• **What to work on**
Review the material line by line. Identify and copy every line that contains the string "this".

• **Data section**
— begin —

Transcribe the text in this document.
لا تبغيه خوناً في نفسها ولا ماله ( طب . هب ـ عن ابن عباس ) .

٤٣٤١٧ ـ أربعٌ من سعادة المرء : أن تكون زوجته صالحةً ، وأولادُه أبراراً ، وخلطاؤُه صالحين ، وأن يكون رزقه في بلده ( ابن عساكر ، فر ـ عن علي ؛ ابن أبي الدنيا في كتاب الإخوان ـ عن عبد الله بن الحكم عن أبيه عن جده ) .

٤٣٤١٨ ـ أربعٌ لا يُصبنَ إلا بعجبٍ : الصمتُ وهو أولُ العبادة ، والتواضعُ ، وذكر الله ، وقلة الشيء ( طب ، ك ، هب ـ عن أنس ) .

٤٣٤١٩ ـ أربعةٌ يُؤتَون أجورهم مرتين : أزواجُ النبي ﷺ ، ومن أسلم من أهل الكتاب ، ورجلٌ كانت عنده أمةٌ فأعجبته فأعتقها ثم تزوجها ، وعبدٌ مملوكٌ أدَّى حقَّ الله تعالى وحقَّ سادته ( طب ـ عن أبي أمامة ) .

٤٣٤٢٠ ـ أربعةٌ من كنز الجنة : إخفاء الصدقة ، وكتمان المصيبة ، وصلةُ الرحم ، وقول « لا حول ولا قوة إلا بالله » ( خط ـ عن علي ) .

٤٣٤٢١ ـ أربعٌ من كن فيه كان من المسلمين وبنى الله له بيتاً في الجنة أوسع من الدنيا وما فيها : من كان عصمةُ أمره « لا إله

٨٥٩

— end —
— begin —

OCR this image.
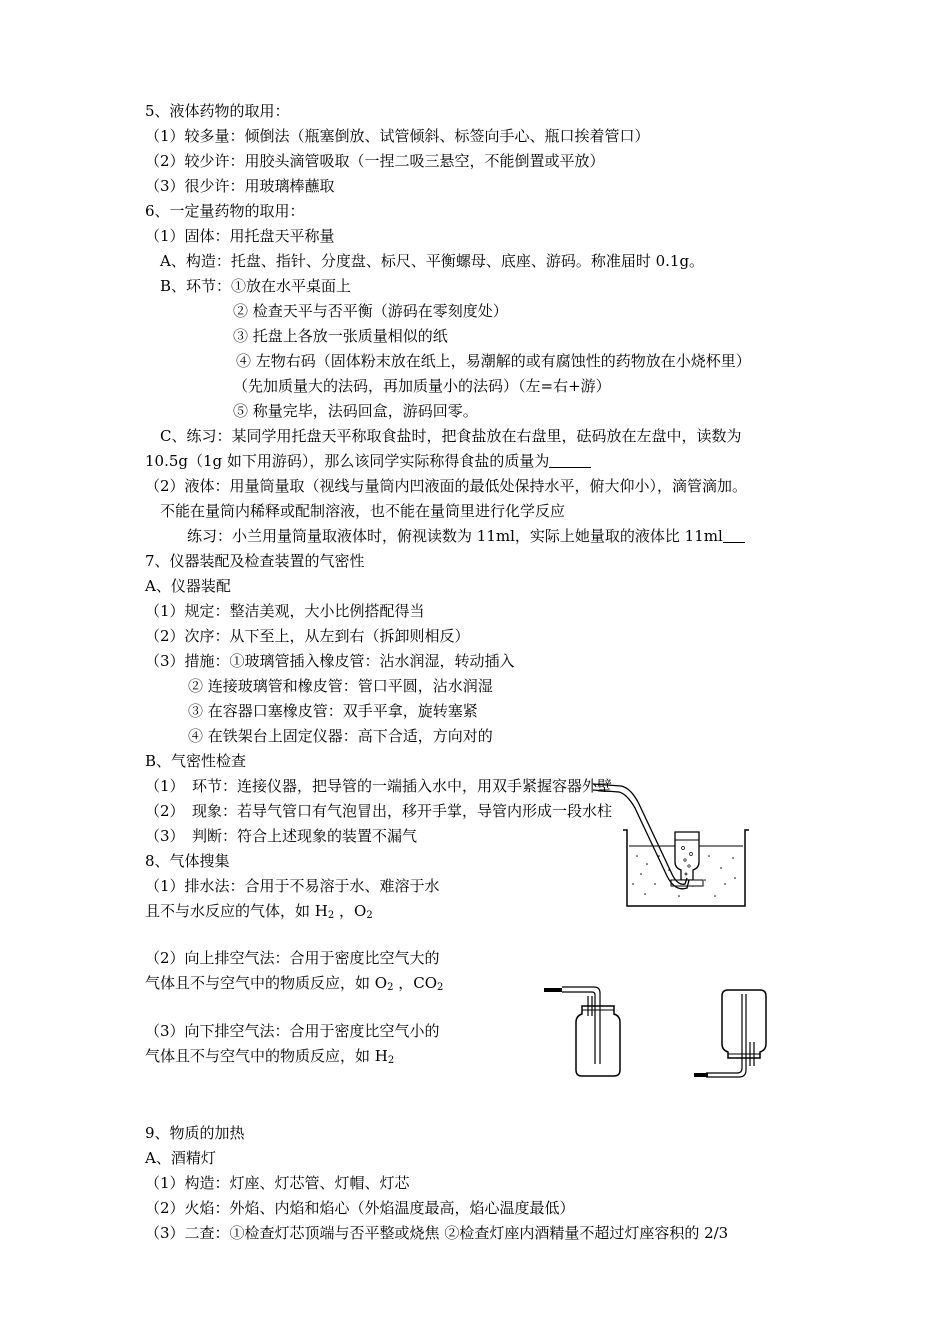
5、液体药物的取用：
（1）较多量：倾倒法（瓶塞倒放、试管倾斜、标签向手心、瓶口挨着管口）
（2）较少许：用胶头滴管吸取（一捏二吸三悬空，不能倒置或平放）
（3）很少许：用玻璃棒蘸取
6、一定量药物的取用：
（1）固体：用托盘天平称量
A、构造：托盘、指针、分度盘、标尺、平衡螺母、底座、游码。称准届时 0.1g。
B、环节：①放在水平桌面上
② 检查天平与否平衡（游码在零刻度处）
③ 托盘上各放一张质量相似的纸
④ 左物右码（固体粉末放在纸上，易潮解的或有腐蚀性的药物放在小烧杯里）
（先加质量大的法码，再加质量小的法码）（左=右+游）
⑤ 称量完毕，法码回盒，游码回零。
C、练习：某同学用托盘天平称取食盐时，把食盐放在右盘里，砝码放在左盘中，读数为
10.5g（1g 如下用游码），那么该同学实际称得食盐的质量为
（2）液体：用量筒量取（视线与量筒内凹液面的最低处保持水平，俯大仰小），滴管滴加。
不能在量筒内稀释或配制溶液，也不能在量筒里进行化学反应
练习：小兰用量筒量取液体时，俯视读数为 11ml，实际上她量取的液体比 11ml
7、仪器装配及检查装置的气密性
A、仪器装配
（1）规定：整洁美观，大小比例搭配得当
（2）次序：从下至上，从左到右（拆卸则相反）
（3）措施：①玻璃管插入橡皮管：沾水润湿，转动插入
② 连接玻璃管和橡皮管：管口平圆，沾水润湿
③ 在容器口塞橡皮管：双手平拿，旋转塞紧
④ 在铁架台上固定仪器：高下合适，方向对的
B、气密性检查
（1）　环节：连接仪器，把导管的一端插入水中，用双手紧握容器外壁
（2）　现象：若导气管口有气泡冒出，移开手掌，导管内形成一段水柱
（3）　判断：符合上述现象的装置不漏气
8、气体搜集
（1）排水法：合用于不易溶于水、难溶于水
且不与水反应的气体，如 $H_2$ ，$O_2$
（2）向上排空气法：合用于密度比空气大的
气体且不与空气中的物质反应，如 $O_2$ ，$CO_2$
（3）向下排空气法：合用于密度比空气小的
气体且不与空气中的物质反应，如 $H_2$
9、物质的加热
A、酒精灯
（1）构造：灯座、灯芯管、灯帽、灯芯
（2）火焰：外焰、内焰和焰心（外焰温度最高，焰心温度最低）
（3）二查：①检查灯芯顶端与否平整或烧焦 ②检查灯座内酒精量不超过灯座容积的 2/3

— end —

• **Output**
Transcribe the text in this document.
OCR this image.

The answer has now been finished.